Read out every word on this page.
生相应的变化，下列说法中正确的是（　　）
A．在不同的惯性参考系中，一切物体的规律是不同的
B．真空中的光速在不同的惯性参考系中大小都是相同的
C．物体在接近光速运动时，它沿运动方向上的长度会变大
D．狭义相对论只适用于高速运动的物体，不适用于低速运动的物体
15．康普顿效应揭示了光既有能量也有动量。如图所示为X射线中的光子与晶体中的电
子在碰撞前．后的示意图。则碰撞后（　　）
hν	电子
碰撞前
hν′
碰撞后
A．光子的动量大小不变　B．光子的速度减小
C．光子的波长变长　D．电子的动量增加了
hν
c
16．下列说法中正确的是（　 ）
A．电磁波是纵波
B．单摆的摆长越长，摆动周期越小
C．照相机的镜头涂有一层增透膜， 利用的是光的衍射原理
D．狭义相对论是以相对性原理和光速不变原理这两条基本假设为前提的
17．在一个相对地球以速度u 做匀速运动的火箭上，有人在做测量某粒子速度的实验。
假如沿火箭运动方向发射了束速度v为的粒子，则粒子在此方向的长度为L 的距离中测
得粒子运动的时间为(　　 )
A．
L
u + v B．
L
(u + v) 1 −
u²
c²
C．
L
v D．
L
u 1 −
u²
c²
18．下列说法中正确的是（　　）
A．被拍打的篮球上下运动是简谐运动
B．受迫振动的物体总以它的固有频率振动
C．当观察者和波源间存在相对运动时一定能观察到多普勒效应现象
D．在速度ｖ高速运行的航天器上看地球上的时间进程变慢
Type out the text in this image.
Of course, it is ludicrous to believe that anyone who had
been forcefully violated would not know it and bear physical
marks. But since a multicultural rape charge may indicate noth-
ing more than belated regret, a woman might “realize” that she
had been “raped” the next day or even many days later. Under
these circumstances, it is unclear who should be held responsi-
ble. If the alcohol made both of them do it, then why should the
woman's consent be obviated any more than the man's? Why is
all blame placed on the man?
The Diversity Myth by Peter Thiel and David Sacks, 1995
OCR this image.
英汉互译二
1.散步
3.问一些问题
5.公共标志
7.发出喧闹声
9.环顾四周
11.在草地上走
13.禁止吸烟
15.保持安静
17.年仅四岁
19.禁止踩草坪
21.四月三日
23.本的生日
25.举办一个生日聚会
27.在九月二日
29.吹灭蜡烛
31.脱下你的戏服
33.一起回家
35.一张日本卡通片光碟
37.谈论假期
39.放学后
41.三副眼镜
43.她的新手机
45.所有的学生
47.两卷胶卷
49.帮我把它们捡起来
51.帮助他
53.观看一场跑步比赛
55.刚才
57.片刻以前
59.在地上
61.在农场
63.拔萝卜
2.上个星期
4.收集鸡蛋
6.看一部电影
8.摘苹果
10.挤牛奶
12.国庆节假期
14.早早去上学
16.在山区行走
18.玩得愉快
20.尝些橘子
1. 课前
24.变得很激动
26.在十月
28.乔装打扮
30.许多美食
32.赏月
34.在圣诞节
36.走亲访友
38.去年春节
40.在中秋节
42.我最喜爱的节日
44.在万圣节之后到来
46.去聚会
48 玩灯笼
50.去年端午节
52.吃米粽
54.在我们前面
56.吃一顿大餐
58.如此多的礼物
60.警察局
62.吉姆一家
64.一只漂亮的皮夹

⁂

Without omitting anything, output the entries exactly.

Read out every word on this page.
生相应的变化，下列说法中正确的是（　　）
A．在不同的惯性参考系中，一切物体的规律是不同的
B．真空中的光速在不同的惯性参考系中大小都是相同的
C．物体在接近光速运动时，它沿运动方向上的长度会变大
D．狭义相对论只适用于高速运动的物体，不适用于低速运动的物体
15．康普顿效应揭示了光既有能量也有动量。如图所示为X射线中的光子与晶体中的电
子在碰撞前．后的示意图。则碰撞后（　　）
hν	电子
碰撞前
hν′
碰撞后
A．光子的动量大小不变　B．光子的速度减小
C．光子的波长变长　D．电子的动量增加了
hν
c
16．下列说法中正确的是（　 ）
A．电磁波是纵波
B．单摆的摆长越长，摆动周期越小
C．照相机的镜头涂有一层增透膜， 利用的是光的衍射原理
D．狭义相对论是以相对性原理和光速不变原理这两条基本假设为前提的
17．在一个相对地球以速度u 做匀速运动的火箭上，有人在做测量某粒子速度的实验。
假如沿火箭运动方向发射了束速度v为的粒子，则粒子在此方向的长度为L 的距离中测
得粒子运动的时间为(　　 )
A．
L
u + v B．
L
(u + v) 1 −
u²
c²
C．
L
v D．
L
u 1 −
u²
c²
18．下列说法中正确的是（　　）
A．被拍打的篮球上下运动是简谐运动
B．受迫振动的物体总以它的固有频率振动
C．当观察者和波源间存在相对运动时一定能观察到多普勒效应现象
D．在速度ｖ高速运行的航天器上看地球上的时间进程变慢
Type out the text in this image.
Of course, it is ludicrous to believe that anyone who had
been forcefully violated would not know it and bear physical
marks. But since a multicultural rape charge may indicate noth-
ing more than belated regret, a woman might “realize” that she
had been “raped” the next day or even many days later. Under
these circumstances, it is unclear who should be held responsi-
ble. If the alcohol made both of them do it, then why should the
woman's consent be obviated any more than the man's? Why is
all blame placed on the man?
The Diversity Myth by Peter Thiel and David Sacks, 1995
OCR this image.
英汉互译二
1.散步
3.问一些问题
5.公共标志
7.发出喧闹声
9.环顾四周
11.在草地上走
13.禁止吸烟
15.保持安静
17.年仅四岁
19.禁止踩草坪
21.四月三日
23.本的生日
25.举办一个生日聚会
27.在九月二日
29.吹灭蜡烛
31.脱下你的戏服
33.一起回家
35.一张日本卡通片光碟
37.谈论假期
39.放学后
41.三副眼镜
43.她的新手机
45.所有的学生
47.两卷胶卷
49.帮我把它们捡起来
51.帮助他
53.观看一场跑步比赛
55.刚才
57.片刻以前
59.在地上
61.在农场
63.拔萝卜
2.上个星期
4.收集鸡蛋
6.看一部电影
8.摘苹果
10.挤牛奶
12.国庆节假期
14.早早去上学
16.在山区行走
18.玩得愉快
20.尝些橘子
1. 课前
24.变得很激动
26.在十月
28.乔装打扮
30.许多美食
32.赏月
34.在圣诞节
36.走亲访友
38.去年春节
40.在中秋节
42.我最喜爱的节日
44.在万圣节之后到来
46.去聚会
48 玩灯笼
50.去年端午节
52.吃米粽
54.在我们前面
56.吃一顿大餐
58.如此多的礼物
60.警察局
62.吉姆一家
64.一只漂亮的皮夹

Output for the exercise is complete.